*Task details*:
Review the listing and copy each line that holds the word "Shading".

*Stored data entries*:
START

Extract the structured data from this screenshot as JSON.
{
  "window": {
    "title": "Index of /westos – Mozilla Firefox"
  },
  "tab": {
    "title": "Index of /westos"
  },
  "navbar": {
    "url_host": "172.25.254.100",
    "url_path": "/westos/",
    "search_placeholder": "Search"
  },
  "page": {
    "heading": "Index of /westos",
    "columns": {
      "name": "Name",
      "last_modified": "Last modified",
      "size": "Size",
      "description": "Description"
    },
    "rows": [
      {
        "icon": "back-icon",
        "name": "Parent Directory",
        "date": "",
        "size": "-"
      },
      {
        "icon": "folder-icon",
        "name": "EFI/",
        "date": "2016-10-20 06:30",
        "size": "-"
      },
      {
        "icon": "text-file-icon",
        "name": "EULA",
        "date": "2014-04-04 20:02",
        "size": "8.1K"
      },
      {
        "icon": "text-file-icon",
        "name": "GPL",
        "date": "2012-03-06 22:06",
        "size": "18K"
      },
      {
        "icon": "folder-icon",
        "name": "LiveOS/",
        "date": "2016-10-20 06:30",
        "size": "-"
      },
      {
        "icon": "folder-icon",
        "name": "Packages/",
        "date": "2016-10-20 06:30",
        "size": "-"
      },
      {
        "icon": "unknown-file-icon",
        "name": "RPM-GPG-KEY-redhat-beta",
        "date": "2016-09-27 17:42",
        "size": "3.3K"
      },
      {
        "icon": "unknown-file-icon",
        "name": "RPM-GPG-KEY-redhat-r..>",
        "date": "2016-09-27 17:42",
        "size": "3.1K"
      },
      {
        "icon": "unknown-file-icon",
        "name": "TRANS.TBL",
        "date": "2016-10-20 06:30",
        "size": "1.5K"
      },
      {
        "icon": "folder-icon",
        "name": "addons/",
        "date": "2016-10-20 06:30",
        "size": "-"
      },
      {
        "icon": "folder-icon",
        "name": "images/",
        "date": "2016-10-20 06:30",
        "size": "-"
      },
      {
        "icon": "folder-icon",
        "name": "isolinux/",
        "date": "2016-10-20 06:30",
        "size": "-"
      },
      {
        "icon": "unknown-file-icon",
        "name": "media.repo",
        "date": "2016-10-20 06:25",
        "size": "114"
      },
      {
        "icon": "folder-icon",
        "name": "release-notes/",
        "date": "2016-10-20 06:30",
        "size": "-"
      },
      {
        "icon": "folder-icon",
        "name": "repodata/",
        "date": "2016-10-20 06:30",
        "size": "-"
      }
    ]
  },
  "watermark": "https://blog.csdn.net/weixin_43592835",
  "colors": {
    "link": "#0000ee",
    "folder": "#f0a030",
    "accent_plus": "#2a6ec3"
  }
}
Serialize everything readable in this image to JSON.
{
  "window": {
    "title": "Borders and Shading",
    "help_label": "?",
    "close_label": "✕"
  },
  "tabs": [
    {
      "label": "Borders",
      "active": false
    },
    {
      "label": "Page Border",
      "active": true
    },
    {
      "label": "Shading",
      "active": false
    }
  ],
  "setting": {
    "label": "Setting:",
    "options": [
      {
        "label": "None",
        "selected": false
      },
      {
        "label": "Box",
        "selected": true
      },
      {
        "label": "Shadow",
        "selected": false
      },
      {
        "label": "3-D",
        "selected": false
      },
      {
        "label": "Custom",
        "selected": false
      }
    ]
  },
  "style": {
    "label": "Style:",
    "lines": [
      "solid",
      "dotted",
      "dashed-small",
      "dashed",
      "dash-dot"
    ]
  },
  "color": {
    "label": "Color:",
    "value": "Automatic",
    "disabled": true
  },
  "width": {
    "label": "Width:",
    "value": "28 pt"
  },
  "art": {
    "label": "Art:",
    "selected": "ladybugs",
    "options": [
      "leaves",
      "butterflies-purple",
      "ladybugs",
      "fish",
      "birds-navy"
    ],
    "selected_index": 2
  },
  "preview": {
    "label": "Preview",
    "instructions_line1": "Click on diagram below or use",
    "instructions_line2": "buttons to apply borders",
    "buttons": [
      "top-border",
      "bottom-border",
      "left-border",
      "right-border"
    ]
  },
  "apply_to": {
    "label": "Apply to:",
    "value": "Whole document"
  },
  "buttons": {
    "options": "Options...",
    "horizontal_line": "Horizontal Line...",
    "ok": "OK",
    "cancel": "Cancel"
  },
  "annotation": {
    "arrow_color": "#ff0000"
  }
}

END

*Reply*:
    "title": "Borders and Shading",
      "label": "Shading",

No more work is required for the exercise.